Dataset rows
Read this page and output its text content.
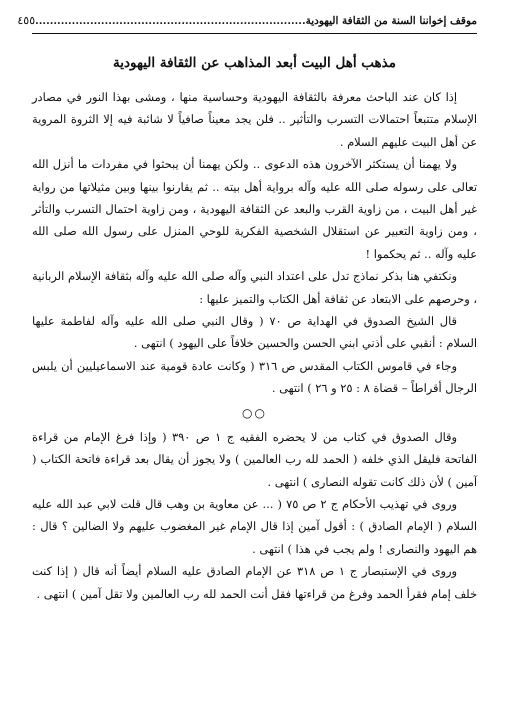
موقف إخواننا السنة من الثقافة اليهودية..........................................................................
٤٥٥
مذهب أهل البيت أبعد المذاهب عن الثقافة اليهودية

إذا كان عند الباحث معرفة بالثقافة اليهودية وحساسية منها ، ومشى بهذا النور في مصادر الإسلام متتبعاً احتمالات التسرب والتأثير .. فلن يجد معيناً صافياً لا شائبة فيه إلا الثروة المروية عن أهل البيت عليهم السلام .

ولا يهمنا أن يستكثر الآخرون هذه الدعوى .. ولكن يهمنا أن يبحثوا في مفردات ما أنزل الله تعالى على رسوله صلى الله عليه وآله برواية أهل بيته .. ثم يقارنوا بينها وبين مثيلاتها من رواية غير أهل البيت ، من زاوية القرب والبعد عن الثقافة اليهودية ، ومن زاوية احتمال التسرب والتأثر ، ومن زاوية التعبير عن استقلال الشخصية الفكرية للوحي المنزل على رسول الله صلى الله عليه وآله .. ثم يحكموا !

ونكتفي هنا بذكر نماذج تدل على اعتداد النبي وآله صلى الله عليه وآله بثقافة الإسلام الربانية ، وحرصهم على الابتعاد عن ثقافة أهل الكتاب والتميز عليها :

قال الشيخ الصدوق في الهداية ص ٧٠ ( وقال النبي صلى الله عليه وآله لفاطمة عليها السلام : أنقبي على أذني ابني الحسن والحسين خلافاً على اليهود ) انتهى .

وجاء في قاموس الكتاب المقدس ص ٣١٦ ( وكانت عادة قومية عند الاسماعيليين أن يلبس الرجال أقراطاً – قضاة ٨ : ٢٥ و ٢٦ ) انتهى .

○○

وقال الصدوق في كتاب من لا يحضره الفقيه ج ١ ص ٣٩٠ ( وإذا فرغ الإمام من قراءة الفاتحة فليقل الذي خلفه ( الحمد لله رب العالمين ) ولا يجوز أن يقال بعد قراءة فاتحة الكتاب ( آمين ) لأن ذلك كانت تقوله النصارى ) انتهى .

وروى في تهذيب الأحكام ج ٢ ص ٧٥ ( ... عن معاوية بن وهب قال قلت لابي عبد الله عليه السلام ( الإمام الصادق ) : أقول آمين إذا قال الإمام غير المغضوب عليهم ولا الضالين ؟ قال : هم اليهود والنصارى ! ولم يجب في هذا ) انتهى .

وروى في الإستبصار ج ١ ص ٣١٨ عن الإمام الصادق عليه السلام أيضاً أنه قال ( إذا كنت خلف إمام فقرأ الحمد وفرغ من قراءتها فقل أنت الحمد لله رب العالمين ولا تقل آمين ) انتهى .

Requirement
Extract lines where the string "العالمين" occurs.

The output
وقال الصدوق في كتاب من لا يحضره الفقيه ج ١ ص ٣٩٠ ( وإذا فرغ الإمام من قراءة الفاتحة فليقل الذي خلفه ( الحمد لله رب العالمين ) ولا يجوز أن يقال بعد قراءة فاتحة الكتاب ( آمين ) لأن ذلك كانت تقوله النصارى ) انتهى .
وروى في الإستبصار ج ١ ص ٣١٨ عن الإمام الصادق عليه السلام أيضاً أنه قال ( إذا كنت خلف إمام فقرأ الحمد وفرغ من قراءتها فقل أنت الحمد لله رب العالمين ولا تقل آمين ) انتهى .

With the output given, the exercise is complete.